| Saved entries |
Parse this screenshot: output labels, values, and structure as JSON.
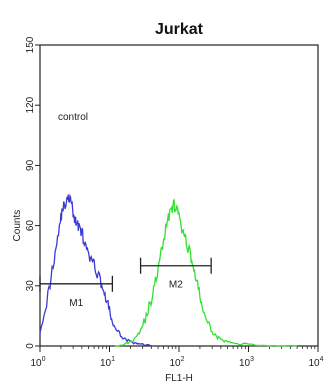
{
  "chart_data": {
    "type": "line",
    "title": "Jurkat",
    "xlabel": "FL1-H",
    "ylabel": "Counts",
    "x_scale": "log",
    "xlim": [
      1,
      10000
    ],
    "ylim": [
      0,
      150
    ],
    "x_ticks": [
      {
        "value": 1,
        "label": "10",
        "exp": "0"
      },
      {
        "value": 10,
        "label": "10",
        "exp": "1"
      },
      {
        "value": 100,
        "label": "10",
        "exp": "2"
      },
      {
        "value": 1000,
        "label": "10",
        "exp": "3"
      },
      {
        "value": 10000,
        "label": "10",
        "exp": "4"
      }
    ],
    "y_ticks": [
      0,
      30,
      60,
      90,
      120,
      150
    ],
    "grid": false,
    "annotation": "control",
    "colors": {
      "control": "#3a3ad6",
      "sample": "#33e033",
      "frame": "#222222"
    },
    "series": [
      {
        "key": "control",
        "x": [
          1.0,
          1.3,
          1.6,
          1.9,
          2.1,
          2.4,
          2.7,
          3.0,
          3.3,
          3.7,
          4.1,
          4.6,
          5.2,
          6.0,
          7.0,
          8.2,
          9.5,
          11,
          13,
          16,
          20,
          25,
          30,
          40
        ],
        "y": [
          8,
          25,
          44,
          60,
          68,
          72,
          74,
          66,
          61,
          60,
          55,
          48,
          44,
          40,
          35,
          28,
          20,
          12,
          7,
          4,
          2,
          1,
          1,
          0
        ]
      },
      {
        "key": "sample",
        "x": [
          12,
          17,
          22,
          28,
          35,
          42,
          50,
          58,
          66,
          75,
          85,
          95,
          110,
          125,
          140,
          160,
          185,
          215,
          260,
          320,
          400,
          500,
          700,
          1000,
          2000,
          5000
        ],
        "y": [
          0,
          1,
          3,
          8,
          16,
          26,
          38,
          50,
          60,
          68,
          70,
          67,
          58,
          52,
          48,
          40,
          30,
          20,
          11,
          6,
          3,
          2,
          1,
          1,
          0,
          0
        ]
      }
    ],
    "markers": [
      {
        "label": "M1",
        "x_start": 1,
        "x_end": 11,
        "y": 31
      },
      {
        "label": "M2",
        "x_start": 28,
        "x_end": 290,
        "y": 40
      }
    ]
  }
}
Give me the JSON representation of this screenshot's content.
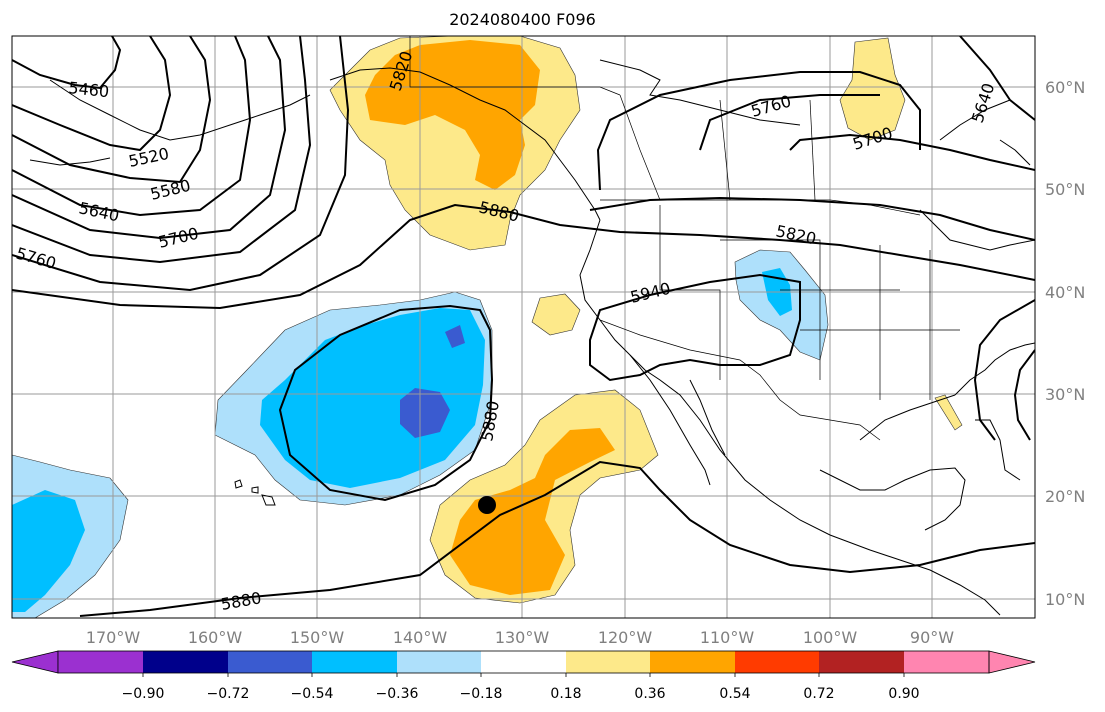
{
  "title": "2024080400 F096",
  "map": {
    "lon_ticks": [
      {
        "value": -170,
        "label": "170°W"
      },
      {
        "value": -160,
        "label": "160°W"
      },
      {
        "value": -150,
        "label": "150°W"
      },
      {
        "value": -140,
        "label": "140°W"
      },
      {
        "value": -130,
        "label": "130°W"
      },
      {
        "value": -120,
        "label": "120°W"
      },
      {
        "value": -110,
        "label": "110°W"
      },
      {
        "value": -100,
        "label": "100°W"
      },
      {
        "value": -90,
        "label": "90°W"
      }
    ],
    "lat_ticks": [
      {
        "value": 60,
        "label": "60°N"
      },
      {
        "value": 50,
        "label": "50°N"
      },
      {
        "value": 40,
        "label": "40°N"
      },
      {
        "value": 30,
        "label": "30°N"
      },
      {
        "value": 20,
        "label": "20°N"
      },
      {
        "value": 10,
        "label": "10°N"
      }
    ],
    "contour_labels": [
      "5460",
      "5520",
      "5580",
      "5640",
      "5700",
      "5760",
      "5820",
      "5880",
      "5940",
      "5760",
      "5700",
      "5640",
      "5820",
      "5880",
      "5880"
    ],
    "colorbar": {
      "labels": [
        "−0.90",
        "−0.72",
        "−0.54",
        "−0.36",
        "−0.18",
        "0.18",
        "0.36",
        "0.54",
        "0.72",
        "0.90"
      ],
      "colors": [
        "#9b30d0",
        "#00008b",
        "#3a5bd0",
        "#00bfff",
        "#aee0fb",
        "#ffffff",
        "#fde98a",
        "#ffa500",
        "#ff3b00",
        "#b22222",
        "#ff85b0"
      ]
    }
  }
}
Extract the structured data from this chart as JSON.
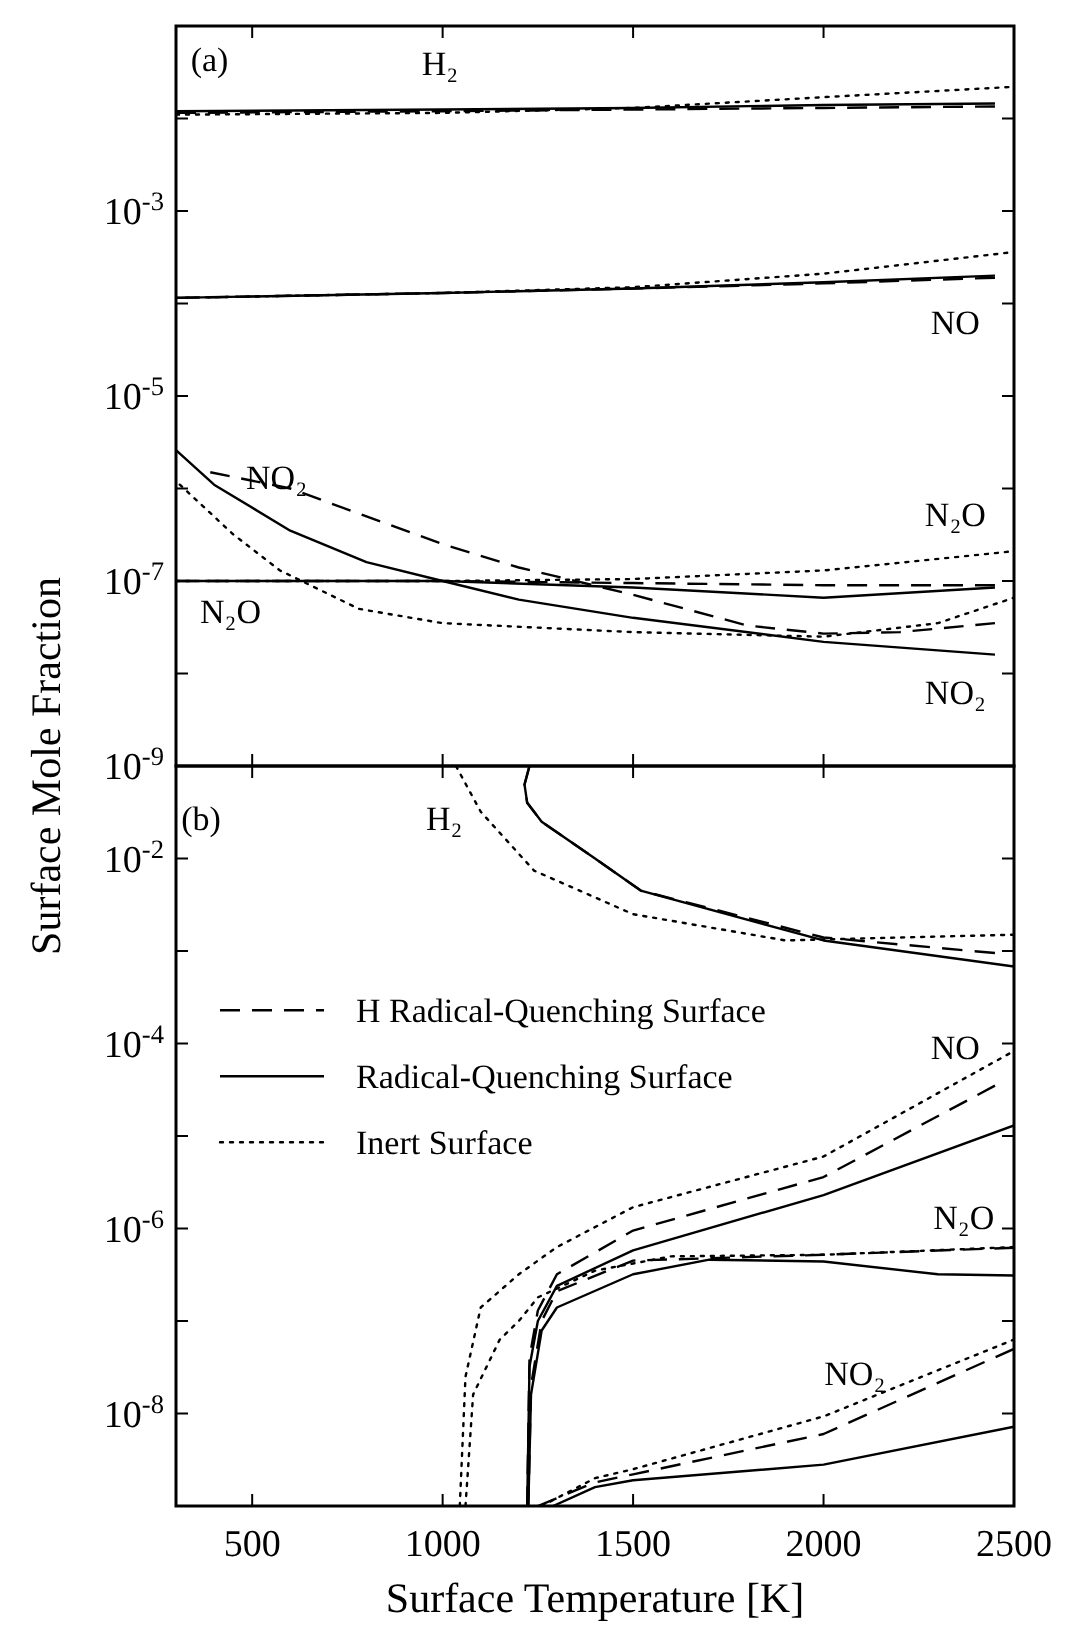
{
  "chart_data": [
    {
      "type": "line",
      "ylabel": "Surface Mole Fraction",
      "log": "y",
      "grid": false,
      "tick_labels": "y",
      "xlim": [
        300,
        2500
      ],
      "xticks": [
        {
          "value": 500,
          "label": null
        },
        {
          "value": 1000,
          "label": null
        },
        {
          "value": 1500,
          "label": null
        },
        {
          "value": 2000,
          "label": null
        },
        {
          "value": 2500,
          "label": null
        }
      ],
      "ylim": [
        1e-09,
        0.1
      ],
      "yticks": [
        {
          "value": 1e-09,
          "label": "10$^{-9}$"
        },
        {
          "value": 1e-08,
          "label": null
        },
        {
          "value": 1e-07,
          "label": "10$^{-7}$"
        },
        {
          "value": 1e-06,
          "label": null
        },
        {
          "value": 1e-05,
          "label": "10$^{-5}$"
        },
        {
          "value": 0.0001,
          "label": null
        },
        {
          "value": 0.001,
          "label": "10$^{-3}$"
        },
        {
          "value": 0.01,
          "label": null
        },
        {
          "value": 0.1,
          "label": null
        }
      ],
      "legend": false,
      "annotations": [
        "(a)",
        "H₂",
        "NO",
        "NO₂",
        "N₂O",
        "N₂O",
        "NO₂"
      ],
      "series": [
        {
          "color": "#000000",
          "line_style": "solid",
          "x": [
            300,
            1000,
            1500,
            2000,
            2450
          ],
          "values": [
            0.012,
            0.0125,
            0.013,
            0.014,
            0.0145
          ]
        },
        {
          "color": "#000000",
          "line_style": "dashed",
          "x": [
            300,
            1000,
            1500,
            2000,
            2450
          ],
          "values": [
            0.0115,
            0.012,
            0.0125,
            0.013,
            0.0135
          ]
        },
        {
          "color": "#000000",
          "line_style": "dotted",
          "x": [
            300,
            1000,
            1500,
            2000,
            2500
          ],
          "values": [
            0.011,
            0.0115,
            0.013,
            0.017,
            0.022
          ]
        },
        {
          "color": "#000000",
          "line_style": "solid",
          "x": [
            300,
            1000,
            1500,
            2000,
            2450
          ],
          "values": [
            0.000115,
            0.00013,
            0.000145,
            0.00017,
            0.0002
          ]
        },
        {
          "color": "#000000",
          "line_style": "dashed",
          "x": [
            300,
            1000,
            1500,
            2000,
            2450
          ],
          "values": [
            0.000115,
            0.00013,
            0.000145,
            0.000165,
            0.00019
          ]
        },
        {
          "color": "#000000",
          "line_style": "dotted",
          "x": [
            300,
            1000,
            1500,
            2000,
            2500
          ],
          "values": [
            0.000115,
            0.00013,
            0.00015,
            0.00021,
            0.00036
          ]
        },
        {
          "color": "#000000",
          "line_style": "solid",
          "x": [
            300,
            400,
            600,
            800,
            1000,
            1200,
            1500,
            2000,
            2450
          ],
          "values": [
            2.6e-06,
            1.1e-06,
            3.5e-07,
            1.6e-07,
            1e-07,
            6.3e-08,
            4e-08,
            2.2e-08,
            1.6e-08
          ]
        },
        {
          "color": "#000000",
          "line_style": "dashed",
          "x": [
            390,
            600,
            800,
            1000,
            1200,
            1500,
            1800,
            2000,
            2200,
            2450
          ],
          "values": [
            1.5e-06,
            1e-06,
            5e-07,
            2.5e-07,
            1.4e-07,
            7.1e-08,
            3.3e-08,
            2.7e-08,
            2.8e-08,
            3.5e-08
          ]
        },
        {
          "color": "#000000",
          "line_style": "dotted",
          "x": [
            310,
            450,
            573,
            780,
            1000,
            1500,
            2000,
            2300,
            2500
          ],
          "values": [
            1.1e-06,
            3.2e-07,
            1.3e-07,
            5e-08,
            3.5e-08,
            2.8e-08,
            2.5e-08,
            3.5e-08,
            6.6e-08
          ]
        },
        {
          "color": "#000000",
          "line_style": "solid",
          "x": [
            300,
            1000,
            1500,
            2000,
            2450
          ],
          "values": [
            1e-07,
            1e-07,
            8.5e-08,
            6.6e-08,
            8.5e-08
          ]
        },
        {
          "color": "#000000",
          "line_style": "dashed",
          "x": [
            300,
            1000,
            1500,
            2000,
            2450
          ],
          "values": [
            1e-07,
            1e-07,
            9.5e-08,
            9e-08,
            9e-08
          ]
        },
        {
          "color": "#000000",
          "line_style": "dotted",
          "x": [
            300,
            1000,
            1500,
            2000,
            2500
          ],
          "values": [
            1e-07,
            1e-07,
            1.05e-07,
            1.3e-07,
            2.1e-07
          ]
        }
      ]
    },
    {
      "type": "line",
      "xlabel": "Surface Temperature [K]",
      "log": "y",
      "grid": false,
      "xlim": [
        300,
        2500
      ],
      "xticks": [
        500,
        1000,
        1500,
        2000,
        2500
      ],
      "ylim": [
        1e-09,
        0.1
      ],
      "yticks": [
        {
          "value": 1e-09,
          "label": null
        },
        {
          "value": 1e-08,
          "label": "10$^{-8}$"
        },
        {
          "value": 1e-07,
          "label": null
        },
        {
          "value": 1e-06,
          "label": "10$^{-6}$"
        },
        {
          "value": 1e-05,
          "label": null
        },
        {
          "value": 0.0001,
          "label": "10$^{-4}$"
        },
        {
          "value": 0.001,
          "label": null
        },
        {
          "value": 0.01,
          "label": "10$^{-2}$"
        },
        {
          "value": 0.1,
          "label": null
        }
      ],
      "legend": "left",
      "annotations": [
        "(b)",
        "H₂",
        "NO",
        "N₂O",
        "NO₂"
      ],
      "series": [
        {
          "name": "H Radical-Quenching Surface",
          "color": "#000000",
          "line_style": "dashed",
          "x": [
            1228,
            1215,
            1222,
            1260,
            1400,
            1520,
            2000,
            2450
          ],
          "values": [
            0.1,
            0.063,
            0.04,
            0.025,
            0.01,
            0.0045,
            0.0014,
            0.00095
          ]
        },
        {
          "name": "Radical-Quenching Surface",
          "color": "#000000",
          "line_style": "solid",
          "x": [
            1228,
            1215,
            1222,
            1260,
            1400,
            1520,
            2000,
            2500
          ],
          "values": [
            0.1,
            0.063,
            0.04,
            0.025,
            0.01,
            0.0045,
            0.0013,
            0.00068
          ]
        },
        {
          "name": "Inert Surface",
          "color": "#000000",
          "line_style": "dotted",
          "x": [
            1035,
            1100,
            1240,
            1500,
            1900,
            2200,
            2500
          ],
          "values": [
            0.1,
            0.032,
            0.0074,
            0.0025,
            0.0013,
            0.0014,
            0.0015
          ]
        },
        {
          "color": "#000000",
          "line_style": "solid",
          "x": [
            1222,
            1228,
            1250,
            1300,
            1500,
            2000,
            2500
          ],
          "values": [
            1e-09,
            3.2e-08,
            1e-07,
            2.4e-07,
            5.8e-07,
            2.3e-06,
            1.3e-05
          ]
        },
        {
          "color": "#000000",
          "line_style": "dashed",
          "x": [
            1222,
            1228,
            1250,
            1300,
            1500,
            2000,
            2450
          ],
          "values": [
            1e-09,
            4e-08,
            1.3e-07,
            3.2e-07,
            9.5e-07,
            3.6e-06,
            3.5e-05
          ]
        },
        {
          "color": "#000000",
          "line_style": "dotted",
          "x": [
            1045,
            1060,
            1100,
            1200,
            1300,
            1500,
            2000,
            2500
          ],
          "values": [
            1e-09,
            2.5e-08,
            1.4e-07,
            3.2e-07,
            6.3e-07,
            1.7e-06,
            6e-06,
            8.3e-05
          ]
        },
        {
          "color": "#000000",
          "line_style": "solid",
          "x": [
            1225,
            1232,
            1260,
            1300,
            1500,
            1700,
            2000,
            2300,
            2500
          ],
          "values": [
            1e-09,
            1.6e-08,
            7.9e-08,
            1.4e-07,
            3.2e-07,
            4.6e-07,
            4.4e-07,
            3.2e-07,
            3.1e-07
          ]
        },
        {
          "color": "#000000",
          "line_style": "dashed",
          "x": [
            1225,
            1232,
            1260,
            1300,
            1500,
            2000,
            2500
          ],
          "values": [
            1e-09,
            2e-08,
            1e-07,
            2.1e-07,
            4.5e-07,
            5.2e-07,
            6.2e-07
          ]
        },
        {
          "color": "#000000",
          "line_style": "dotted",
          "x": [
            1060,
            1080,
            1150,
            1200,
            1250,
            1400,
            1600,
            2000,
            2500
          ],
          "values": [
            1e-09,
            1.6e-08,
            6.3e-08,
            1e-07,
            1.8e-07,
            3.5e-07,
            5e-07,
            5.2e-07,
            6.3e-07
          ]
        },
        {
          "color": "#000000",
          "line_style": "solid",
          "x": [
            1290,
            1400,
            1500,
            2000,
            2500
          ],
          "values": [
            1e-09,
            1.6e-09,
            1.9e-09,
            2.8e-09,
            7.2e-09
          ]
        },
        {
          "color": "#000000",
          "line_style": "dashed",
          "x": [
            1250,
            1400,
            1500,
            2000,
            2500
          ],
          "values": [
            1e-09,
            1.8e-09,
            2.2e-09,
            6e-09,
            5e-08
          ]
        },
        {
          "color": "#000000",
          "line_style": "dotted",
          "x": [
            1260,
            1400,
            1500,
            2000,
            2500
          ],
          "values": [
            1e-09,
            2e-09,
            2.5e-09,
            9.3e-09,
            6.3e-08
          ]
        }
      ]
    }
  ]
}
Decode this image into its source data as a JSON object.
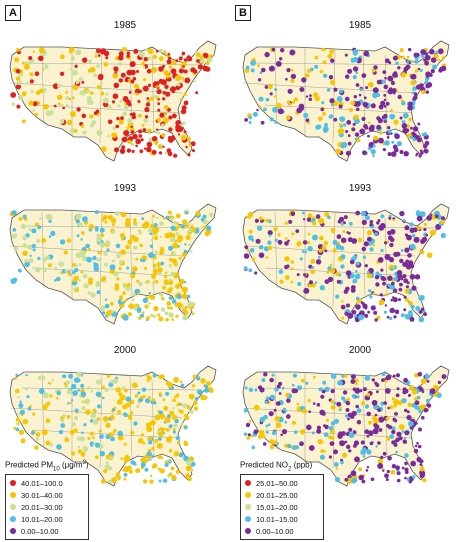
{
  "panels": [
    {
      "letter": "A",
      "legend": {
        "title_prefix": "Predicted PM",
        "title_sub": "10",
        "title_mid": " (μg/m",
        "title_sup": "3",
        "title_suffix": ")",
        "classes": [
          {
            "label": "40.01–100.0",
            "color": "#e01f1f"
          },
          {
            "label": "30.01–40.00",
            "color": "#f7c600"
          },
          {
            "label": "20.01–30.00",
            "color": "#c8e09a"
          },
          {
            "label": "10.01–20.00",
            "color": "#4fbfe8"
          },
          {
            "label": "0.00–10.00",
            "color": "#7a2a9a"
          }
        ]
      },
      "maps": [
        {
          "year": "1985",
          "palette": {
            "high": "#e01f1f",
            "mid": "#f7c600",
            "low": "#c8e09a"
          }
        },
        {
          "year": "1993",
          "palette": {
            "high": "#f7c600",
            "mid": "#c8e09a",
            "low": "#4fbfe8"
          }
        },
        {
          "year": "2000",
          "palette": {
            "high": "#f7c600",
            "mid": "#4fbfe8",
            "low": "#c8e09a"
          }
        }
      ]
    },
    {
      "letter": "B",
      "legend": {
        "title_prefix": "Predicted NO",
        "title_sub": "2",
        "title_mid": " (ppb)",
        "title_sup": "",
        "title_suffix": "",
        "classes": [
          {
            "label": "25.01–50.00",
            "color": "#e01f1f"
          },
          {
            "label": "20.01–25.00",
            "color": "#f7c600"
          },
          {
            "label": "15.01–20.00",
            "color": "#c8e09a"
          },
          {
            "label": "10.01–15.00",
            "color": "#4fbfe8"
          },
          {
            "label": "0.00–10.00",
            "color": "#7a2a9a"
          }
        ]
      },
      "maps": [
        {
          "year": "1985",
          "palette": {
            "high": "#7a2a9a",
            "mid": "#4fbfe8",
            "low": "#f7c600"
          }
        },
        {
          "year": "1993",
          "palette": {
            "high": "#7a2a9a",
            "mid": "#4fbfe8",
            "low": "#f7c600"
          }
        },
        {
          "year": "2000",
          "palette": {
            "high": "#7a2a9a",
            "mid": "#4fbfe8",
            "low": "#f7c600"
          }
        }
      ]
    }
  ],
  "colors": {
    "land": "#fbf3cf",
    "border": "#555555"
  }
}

| Set problem |
Return, from the data, each line that has the word "xlabel" in it.

| Result of the task |
    "xlabel": "FL1-H",
      "xlabel": "Surface Temperature [K]",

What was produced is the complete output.